### Task description
Return the material exactly as supplied, apart from the pictures, which are omitted.

———

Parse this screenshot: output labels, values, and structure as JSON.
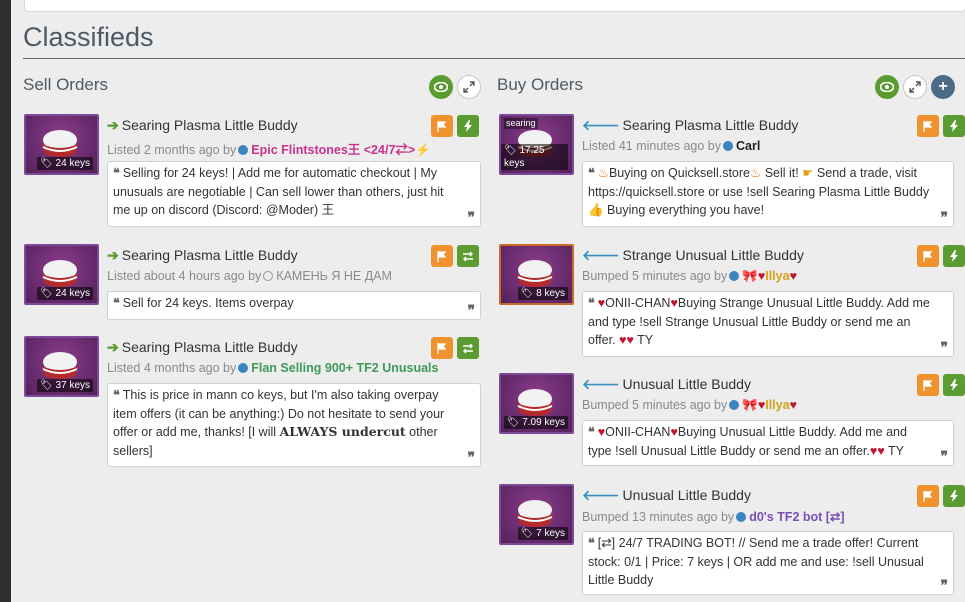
{
  "page": {
    "title": "Classifieds"
  },
  "sell": {
    "title": "Sell Orders",
    "listings": [
      {
        "name": "Searing Plasma Little Buddy",
        "price": "24 keys",
        "status": "Listed 2 months ago by",
        "user": "Epic Flintstones王 <24/7⇄>⚡",
        "user_color": "#c8338e",
        "comment": "Selling for 24 keys! | Add me for automatic checkout | My unusuals are negotiable | Can sell lower than others, just hit me up on discord (Discord: @Moder) 王"
      },
      {
        "name": "Searing Plasma Little Buddy",
        "price": "24 keys",
        "status": "Listed about 4 hours ago by",
        "user": "КАМЕНЬ Я НЕ ДАМ",
        "user_color": "#8a8a8a",
        "comment": "Sell for 24 keys. Items overpay"
      },
      {
        "name": "Searing Plasma Little Buddy",
        "price": "37 keys",
        "status": "Listed 4 months ago by",
        "user": "Flan Selling 900+ TF2 Unusuals",
        "user_color": "#3f9a5a",
        "comment_a": "This is price in mann co keys, but I'm also taking overpay item offers (it can be anything:) Do not hesitate to send your offer or add me, thanks! [I will ",
        "comment_bold": "ALWAYS undercut",
        "comment_b": " other sellers]"
      }
    ]
  },
  "buy": {
    "title": "Buy Orders",
    "listings": [
      {
        "name": "Searing Plasma Little Buddy",
        "effect": "searing",
        "price": "17.25 keys",
        "status": "Listed 41 minutes ago by",
        "user": "Carl",
        "user_color": "#222222",
        "comment_1": "Buying on Quicksell.store",
        "comment_2": " Sell it! ",
        "comment_3": " Send a trade, visit https://quicksell.store or use !sell Searing Plasma Little Buddy ",
        "comment_4": " Buying everything you have!"
      },
      {
        "name": "Strange Unusual Little Buddy",
        "price": "8 keys",
        "status": "Bumped 5 minutes ago by",
        "user": "Illya",
        "user_color": "#d4a21a",
        "comment_1": "ONII-CHAN",
        "comment_2": "Buying Strange Unusual Little Buddy. Add me and type !sell Strange Unusual Little Buddy or send me an offer.",
        "comment_3": "TY"
      },
      {
        "name": "Unusual Little Buddy",
        "price": "7.09 keys",
        "status": "Bumped 5 minutes ago by",
        "user": "Illya",
        "user_color": "#d4a21a",
        "comment_1": "ONII-CHAN",
        "comment_2": "Buying Unusual Little Buddy. Add me and type !sell Unusual Little Buddy or send me an offer.",
        "comment_3": "TY"
      },
      {
        "name": "Unusual Little Buddy",
        "price": "7 keys",
        "status": "Bumped 13 minutes ago by",
        "user": "d0's TF2 bot [⇄]",
        "user_color": "#7a4fb5",
        "comment": "[⇄] 24/7 TRADING BOT! // Send me a trade offer! Current stock: 0/1 | Price: 7 keys | OR add me and use: !sell Unusual Little Buddy"
      }
    ]
  }
}
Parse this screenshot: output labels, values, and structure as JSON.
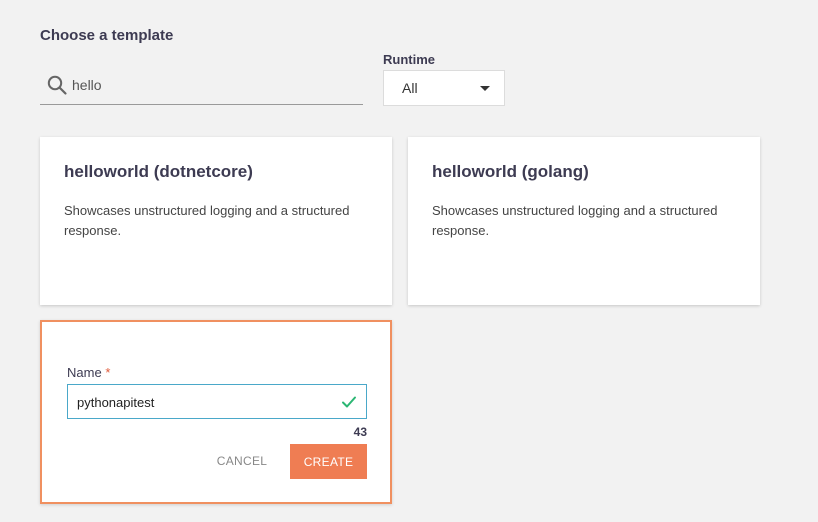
{
  "heading": "Choose a template",
  "search": {
    "value": "hello",
    "icon": "search-icon"
  },
  "runtime": {
    "label": "Runtime",
    "selected": "All"
  },
  "templates": [
    {
      "title": "helloworld (dotnetcore)",
      "description": "Showcases unstructured logging and a structured response."
    },
    {
      "title": "helloworld (golang)",
      "description": "Showcases unstructured logging and a structured response."
    }
  ],
  "create_form": {
    "name_label": "Name",
    "required_marker": "*",
    "name_value": "pythonapitest",
    "char_counter": "43",
    "cancel_label": "CANCEL",
    "create_label": "CREATE"
  },
  "colors": {
    "accent": "#ef7d53",
    "input_focus": "#4aa8c9",
    "valid_check": "#2bb673"
  }
}
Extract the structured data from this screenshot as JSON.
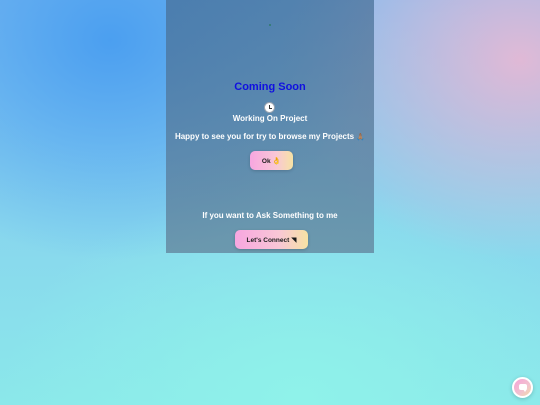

———

### Response to the exercise
Parse this screenshot: output labels, values, and structure as JSON.
{
  "page": {
    "title": "Classifieds"
  },
  "sell": {
    "title": "Sell Orders",
    "listings": [
      {
        "name": "Searing Plasma Little Buddy",
        "price": "24 keys",
        "status": "Listed 2 months ago by",
        "user": "Epic Flintstones王 <24/7⇄>⚡",
        "user_color": "#c8338e",
        "comment": "Selling for 24 keys! | Add me for automatic checkout | My unusuals are negotiable | Can sell lower than others, just hit me up on discord (Discord: @Moder) 王"
      },
      {
        "name": "Searing Plasma Little Buddy",
        "price": "24 keys",
        "status": "Listed about 4 hours ago by",
        "user": "КАМЕНЬ Я НЕ ДАМ",
        "user_color": "#8a8a8a",
        "comment": "Sell for 24 keys. Items overpay"
      },
      {
        "name": "Searing Plasma Little Buddy",
        "price": "37 keys",
        "status": "Listed 4 months ago by",
        "user": "Flan Selling 900+ TF2 Unusuals",
        "user_color": "#3f9a5a",
        "comment_a": "This is price in mann co keys, but I'm also taking overpay item offers (it can be anything:) Do not hesitate to send your offer or add me, thanks! [I will ",
        "comment_bold": "ALWAYS undercut",
        "comment_b": " other sellers]"
      }
    ]
  },
  "buy": {
    "title": "Buy Orders",
    "listings": [
      {
        "name": "Searing Plasma Little Buddy",
        "effect": "searing",
        "price": "17.25 keys",
        "status": "Listed 41 minutes ago by",
        "user": "Carl",
        "user_color": "#222222",
        "comment_1": "Buying on Quicksell.store",
        "comment_2": " Sell it! ",
        "comment_3": " Send a trade, visit https://quicksell.store or use !sell Searing Plasma Little Buddy ",
        "comment_4": " Buying everything you have!"
      },
      {
        "name": "Strange Unusual Little Buddy",
        "price": "8 keys",
        "status": "Bumped 5 minutes ago by",
        "user": "Illya",
        "user_color": "#d4a21a",
        "comment_1": "ONII-CHAN",
        "comment_2": "Buying Strange Unusual Little Buddy. Add me and type !sell Strange Unusual Little Buddy or send me an offer.",
        "comment_3": "TY"
      },
      {
        "name": "Unusual Little Buddy",
        "price": "7.09 keys",
        "status": "Bumped 5 minutes ago by",
        "user": "Illya",
        "user_color": "#d4a21a",
        "comment_1": "ONII-CHAN",
        "comment_2": "Buying Unusual Little Buddy. Add me and type !sell Unusual Little Buddy or send me an offer.",
        "comment_3": "TY"
      },
      {
        "name": "Unusual Little Buddy",
        "price": "7 keys",
        "status": "Bumped 13 minutes ago by",
        "user": "d0's TF2 bot [⇄]",
        "user_color": "#7a4fb5",
        "comment": "[⇄] 24/7 TRADING BOT! // Send me a trade offer! Current stock: 0/1 | Price: 7 keys | OR add me and use: !sell Unusual Little Buddy"
      }
    ]
  }
}
Parse this screenshot: output labels, values, and structure as JSON.
{
  "heading": "Choose a template",
  "search": {
    "value": "hello",
    "icon": "search-icon"
  },
  "runtime": {
    "label": "Runtime",
    "selected": "All"
  },
  "templates": [
    {
      "title": "helloworld (dotnetcore)",
      "description": "Showcases unstructured logging and a structured response."
    },
    {
      "title": "helloworld (golang)",
      "description": "Showcases unstructured logging and a structured response."
    }
  ],
  "create_form": {
    "name_label": "Name",
    "required_marker": "*",
    "name_value": "pythonapitest",
    "char_counter": "43",
    "cancel_label": "CANCEL",
    "create_label": "CREATE"
  },
  "colors": {
    "accent": "#ef7d53",
    "input_focus": "#4aa8c9",
    "valid_check": "#2bb673"
  }
}
Extract the structured data from this screenshot as JSON.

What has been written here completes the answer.